To be done:
Turn the rows from the first one through the line containing "identify-button[interactable]: Identify [751, 259, 825, 281]" into a numbered list, leaving out any blank lines.

Supplied data:

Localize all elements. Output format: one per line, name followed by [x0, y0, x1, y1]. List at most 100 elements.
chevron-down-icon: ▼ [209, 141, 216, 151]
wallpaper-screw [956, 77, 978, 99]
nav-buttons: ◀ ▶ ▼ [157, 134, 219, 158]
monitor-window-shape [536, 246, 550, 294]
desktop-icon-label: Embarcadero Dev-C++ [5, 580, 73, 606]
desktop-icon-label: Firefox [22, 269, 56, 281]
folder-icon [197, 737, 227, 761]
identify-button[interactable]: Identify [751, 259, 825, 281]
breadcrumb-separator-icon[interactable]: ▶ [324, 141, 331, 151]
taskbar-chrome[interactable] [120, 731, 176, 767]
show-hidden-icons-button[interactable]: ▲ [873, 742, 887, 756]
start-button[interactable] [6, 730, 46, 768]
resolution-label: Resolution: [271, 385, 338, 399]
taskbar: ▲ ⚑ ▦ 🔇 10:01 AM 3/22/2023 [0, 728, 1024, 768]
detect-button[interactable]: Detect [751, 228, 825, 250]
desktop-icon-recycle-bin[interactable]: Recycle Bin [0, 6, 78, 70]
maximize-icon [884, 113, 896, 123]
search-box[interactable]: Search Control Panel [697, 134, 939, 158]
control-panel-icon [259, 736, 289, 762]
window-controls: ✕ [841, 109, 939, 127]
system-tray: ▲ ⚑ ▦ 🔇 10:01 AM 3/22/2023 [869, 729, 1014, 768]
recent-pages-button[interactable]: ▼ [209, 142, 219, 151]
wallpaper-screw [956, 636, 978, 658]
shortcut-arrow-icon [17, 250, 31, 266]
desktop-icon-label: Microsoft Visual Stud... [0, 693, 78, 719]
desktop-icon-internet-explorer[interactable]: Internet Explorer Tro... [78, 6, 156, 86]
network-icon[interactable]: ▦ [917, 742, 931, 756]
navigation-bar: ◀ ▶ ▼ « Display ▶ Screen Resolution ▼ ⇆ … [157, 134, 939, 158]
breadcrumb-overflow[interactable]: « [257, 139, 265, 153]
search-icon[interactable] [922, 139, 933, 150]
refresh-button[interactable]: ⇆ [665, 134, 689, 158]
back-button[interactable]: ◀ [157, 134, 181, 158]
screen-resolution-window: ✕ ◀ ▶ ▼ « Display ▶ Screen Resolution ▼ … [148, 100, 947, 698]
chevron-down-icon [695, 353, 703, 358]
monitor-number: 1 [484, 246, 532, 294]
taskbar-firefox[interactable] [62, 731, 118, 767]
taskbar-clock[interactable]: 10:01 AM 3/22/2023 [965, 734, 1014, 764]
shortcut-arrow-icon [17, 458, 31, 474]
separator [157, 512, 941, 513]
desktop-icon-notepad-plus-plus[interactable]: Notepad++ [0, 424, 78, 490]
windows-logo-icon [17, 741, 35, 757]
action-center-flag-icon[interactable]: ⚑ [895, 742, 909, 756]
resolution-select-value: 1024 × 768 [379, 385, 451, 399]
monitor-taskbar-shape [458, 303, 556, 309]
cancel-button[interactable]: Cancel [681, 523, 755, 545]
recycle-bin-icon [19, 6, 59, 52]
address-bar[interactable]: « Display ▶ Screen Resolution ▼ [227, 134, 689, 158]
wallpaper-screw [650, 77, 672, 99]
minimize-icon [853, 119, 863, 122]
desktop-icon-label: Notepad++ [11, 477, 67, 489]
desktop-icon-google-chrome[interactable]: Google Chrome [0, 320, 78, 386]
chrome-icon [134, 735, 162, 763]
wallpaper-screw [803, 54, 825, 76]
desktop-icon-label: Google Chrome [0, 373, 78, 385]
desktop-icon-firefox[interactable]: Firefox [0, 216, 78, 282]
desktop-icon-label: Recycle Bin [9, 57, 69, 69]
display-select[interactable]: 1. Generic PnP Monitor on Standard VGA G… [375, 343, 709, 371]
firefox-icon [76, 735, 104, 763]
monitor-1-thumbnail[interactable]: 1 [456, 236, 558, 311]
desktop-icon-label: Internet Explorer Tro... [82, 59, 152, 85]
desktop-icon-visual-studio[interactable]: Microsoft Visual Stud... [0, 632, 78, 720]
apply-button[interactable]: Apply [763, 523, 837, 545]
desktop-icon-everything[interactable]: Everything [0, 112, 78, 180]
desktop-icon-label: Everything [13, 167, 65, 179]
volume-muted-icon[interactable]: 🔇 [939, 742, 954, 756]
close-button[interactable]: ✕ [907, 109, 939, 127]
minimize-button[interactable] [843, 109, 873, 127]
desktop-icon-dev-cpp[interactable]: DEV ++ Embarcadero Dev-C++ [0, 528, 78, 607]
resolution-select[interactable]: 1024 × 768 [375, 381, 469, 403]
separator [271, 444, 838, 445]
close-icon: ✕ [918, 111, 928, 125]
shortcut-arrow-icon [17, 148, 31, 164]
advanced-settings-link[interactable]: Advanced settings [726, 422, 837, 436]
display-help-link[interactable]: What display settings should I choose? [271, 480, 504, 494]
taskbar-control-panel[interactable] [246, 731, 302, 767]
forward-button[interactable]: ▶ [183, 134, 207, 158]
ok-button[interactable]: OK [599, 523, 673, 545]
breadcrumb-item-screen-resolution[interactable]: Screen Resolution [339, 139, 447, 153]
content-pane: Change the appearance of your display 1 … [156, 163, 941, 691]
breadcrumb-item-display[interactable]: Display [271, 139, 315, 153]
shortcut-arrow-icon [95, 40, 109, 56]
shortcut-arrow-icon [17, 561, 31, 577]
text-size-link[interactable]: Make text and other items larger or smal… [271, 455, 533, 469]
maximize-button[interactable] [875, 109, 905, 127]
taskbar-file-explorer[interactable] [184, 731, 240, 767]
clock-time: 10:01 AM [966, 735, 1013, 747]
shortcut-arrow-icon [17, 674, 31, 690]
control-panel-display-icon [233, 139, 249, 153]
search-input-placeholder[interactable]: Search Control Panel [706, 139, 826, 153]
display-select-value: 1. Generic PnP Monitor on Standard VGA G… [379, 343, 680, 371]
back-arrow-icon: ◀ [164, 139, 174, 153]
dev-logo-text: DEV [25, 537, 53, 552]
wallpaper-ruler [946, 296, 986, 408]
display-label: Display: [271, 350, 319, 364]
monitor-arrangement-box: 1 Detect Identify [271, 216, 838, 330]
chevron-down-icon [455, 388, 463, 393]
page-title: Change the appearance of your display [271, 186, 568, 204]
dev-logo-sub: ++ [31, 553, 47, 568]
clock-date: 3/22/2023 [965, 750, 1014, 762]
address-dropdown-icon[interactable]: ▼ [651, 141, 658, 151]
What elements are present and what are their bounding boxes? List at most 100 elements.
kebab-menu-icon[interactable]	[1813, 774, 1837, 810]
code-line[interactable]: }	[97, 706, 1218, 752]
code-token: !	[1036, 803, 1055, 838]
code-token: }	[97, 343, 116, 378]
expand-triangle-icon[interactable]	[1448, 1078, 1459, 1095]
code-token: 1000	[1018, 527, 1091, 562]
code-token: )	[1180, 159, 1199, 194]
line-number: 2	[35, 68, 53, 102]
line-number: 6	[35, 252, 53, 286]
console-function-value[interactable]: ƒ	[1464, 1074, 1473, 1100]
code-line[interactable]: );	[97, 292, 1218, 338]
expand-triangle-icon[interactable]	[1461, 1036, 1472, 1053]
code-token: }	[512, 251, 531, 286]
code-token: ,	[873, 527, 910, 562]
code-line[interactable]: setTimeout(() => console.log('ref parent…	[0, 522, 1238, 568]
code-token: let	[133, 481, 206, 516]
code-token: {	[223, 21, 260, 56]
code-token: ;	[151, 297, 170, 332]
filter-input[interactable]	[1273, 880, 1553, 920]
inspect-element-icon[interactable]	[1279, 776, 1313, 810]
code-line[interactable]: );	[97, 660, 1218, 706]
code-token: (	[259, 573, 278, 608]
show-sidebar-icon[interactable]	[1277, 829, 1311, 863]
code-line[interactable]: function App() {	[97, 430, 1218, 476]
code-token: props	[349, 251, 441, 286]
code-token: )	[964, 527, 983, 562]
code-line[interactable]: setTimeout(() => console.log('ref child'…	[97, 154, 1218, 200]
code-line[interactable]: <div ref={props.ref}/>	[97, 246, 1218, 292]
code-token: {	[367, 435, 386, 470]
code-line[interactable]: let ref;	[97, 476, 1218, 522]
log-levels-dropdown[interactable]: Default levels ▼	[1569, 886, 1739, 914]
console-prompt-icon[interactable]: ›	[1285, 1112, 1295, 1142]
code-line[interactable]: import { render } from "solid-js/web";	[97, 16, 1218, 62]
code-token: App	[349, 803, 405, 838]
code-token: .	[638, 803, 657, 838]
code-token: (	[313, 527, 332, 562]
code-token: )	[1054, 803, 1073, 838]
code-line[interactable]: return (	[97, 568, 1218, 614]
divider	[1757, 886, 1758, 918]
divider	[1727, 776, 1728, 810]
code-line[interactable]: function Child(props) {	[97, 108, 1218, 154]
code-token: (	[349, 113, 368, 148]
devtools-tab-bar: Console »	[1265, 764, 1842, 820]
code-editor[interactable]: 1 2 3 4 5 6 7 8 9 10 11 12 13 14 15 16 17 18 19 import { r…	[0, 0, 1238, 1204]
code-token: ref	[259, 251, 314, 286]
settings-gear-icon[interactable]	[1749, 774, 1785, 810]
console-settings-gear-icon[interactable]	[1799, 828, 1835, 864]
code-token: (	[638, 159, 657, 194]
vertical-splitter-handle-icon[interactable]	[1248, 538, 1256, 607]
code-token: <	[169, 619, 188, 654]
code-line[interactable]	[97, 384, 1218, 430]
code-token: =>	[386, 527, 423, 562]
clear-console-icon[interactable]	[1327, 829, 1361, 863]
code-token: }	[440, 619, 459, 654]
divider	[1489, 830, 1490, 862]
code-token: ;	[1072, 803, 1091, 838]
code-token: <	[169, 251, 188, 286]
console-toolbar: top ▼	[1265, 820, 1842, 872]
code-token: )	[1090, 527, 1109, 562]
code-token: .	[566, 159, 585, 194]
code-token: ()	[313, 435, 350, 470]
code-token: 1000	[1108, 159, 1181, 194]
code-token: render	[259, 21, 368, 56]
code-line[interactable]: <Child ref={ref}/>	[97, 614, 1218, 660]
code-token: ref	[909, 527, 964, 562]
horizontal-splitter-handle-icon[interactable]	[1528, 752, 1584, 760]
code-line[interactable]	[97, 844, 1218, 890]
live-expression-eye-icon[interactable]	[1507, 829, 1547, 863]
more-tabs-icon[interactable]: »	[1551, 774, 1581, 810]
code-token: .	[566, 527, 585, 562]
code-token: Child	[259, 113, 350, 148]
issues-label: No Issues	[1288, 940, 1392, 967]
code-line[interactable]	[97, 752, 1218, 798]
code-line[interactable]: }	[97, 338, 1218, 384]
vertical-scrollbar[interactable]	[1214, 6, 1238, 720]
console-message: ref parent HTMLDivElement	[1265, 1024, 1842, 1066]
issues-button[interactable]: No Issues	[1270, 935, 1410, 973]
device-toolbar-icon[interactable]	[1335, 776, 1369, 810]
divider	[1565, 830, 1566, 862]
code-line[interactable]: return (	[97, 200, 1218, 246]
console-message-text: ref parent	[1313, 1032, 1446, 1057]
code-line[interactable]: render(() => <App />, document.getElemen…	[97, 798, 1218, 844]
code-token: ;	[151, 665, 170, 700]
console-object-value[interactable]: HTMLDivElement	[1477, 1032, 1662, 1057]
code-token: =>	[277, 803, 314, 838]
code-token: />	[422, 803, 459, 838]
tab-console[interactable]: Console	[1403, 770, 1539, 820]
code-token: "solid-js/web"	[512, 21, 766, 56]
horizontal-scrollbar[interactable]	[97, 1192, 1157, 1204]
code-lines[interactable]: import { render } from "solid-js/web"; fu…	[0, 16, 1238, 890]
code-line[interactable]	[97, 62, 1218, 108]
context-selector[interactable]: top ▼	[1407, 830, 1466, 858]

Result of the task:
1. Localize all elements. Output format: one per line, name followed by [x0, y0, x1, y1]. List at most 100 elements.
2. chevron-down-icon: ▼ [209, 141, 216, 151]
3. wallpaper-screw [956, 77, 978, 99]
4. nav-buttons: ◀ ▶ ▼ [157, 134, 219, 158]
5. monitor-window-shape [536, 246, 550, 294]
6. desktop-icon-label: Embarcadero Dev-C++ [5, 580, 73, 606]
7. desktop-icon-label: Firefox [22, 269, 56, 281]
8. folder-icon [197, 737, 227, 761]
9. identify-button[interactable]: Identify [751, 259, 825, 281]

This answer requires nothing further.